## Challenge 1
In the forum thread below about carrying spare parts on a bike tour, set down the passage that begins at the words "Trouble with following" and stops after "what/when you need.", copied exactly.
## Challenge 2
According to the forum thread below about carrying spare parts on a bike tour, in which two places could very basic 26-inch tires be bought in 2009?

There are some benefits of taking some stuff that "just feels right." Worrying about things can detract from the enjoyment of a trip. Once you've got the important stuff down, bringing a few extras won't hurt-- especially if they help you sleep better at night!


----------



## vikb (Sep 7, 2008)

LyNx said:


> I really cannot for the life of me understand how this is even a question ut: You are traveling thousands of miles, to one of the most remote places on earth and are querying if to carry spare parts ut:  If it were me, I'd have a spare chain, rear derailleur, shift cables, M4/5/6 bolts, most used chainring size, cassette and use mech brakes with spare cables.


Trouble with following the "what if?" road to its end is that you can end up with so much gear that 1) it causes some of the problems you were worries about [ie. broken wheels] and 2) it changes the whole trip due to the weight bulk of what you are carrying.

And there is no practical way to resolve all the reasonably possible problems in any case.

Where to draw the line is a personal choice, but I'm in the school of take less and don't worry about it. So far I've never been screwed due to lack of spare parts/tools, but if that happens to me once in many trips I am totally fine with that for the benefit of travelling light all the other times.


----------



## She&I (Jan 4, 2010)

Leave your contingency spare parts like drive parts, pedals, seat, wheels--anything undesirable to carry and unlikely to be needed--with a friend who will ship what/when you need.


----------



## alaskadude (Nov 9, 2013)

satanas said:


> "Credit card touring" (but using cash) is almost possible, given the cheap accommodation and food, as long as you can be sure of covering the distances which may be an issue in some of the remoter areas. It was possible to buy *very basic* 26" tyres in Manali and Leh in 2009, and things may have improved, but I wouldn't count on it. 700c/29"/fatbike tyres, etc were unknown then.

## Information given
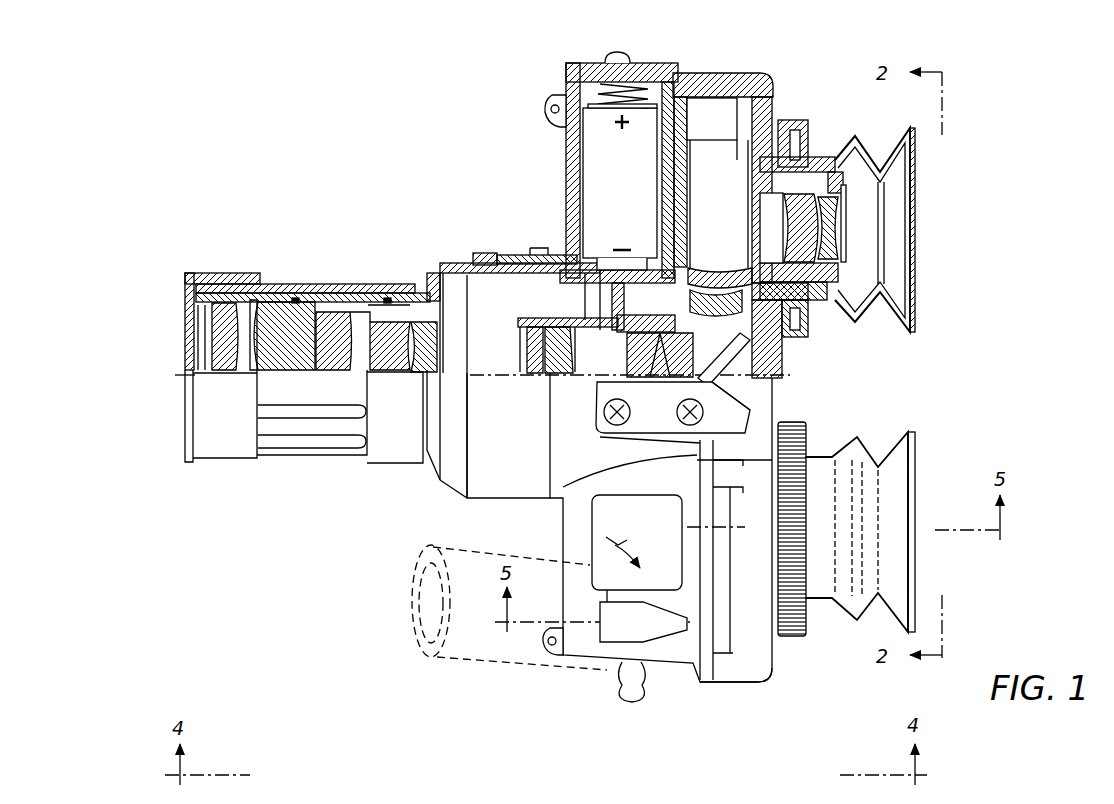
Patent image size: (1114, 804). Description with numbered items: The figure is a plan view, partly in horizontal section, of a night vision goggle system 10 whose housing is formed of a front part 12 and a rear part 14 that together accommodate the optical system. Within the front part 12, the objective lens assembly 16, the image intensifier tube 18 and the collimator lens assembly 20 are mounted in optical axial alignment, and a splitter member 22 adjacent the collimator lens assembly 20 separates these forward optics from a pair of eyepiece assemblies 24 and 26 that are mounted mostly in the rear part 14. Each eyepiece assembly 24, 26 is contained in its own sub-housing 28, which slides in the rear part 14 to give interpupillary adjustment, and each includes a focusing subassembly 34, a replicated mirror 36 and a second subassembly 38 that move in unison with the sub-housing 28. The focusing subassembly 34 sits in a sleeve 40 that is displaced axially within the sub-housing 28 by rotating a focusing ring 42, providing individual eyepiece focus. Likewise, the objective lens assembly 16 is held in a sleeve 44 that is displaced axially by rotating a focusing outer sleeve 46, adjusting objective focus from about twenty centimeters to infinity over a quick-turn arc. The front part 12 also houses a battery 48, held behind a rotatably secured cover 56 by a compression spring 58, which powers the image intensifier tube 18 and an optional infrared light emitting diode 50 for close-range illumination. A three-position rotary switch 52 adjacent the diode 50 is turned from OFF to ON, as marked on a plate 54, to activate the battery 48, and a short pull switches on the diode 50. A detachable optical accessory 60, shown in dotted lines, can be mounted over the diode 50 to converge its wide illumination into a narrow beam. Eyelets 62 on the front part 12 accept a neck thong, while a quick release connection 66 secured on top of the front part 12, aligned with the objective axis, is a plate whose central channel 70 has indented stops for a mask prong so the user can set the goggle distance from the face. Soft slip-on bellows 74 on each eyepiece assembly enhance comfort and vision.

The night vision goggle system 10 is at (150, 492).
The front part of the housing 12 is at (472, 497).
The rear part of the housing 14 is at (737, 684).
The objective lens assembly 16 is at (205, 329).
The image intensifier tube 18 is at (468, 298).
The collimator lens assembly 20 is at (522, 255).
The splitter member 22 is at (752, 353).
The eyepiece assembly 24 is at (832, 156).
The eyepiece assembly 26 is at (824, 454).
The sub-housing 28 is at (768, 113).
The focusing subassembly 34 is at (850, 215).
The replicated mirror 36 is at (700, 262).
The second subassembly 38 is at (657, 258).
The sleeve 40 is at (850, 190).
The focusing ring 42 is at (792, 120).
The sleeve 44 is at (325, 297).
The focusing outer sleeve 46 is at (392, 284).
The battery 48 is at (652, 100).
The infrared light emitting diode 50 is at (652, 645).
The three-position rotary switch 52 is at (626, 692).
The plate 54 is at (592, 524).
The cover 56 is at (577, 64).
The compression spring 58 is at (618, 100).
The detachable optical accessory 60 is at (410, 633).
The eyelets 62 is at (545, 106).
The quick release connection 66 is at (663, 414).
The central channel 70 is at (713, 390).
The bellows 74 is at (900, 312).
...
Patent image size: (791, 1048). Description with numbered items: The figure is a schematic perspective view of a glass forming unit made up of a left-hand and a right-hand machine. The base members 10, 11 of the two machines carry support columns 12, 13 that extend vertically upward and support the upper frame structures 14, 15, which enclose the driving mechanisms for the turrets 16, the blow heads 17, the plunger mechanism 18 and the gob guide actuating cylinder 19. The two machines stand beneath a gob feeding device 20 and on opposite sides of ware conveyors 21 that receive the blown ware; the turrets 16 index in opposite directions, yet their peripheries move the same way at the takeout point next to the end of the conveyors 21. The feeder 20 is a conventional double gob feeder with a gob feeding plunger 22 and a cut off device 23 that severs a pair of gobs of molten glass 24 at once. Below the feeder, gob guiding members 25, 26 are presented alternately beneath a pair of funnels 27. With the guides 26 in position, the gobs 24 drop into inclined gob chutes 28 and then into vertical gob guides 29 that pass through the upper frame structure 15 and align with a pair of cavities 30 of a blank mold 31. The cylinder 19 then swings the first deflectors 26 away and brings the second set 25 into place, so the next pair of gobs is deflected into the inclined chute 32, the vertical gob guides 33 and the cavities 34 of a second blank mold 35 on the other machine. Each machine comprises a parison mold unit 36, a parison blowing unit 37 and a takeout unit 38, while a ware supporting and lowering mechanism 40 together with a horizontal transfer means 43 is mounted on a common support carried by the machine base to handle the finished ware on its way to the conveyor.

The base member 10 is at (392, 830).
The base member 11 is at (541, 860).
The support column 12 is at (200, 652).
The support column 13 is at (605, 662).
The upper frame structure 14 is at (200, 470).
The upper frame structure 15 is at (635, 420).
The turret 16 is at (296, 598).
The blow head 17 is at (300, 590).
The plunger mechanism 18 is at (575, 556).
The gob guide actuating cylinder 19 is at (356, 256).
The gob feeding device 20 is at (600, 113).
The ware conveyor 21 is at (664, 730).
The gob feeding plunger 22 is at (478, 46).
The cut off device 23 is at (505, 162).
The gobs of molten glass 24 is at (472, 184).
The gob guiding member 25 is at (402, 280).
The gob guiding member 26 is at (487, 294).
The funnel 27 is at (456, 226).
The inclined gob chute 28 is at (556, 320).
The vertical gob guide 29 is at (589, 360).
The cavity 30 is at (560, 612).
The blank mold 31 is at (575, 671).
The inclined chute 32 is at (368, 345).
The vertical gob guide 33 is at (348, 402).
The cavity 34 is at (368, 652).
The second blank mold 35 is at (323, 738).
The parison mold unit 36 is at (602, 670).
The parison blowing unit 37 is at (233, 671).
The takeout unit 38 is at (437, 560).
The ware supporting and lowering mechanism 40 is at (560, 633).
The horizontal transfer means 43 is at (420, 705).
---
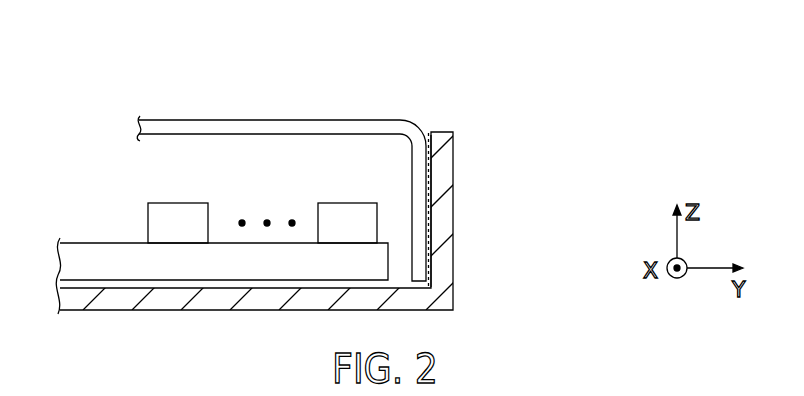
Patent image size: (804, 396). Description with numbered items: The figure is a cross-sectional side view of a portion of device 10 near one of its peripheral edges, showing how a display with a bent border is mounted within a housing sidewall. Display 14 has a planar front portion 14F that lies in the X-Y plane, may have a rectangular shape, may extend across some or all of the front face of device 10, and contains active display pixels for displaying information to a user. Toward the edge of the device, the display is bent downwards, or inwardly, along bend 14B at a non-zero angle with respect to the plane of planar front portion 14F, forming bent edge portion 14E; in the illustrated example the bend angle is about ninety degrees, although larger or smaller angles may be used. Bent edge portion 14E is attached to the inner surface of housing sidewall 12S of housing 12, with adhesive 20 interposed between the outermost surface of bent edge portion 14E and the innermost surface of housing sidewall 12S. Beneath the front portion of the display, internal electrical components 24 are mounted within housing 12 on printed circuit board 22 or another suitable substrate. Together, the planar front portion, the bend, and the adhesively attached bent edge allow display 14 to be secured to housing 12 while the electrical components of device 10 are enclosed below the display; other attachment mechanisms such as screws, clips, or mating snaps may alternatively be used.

## Worked answer 1
Trouble with following the "what if?" road to its end is that you can end up with so much gear that 1) it causes some of the problems you were worries about [ie. broken wheels] and 2) it changes the whole trip due to the weight bulk of what you are carrying.

And there is no practical way to resolve all the reasonably possible problems in any case.

Where to draw the line is a personal choice, but I'm in the school of take less and don't worry about it. So far I've never been screwed due to lack of spare parts/tools, but if that happens to me once in many trips I am totally fine with that for the benefit of travelling light all the other times.


----------



## She&I (Jan 4, 2010)

Leave your contingency spare parts like drive parts, pedals, seat, wheels--anything undesirable to carry and unlikely to be needed--with a friend who will ship what/when you need.

## Worked answer 2
Manali and Leh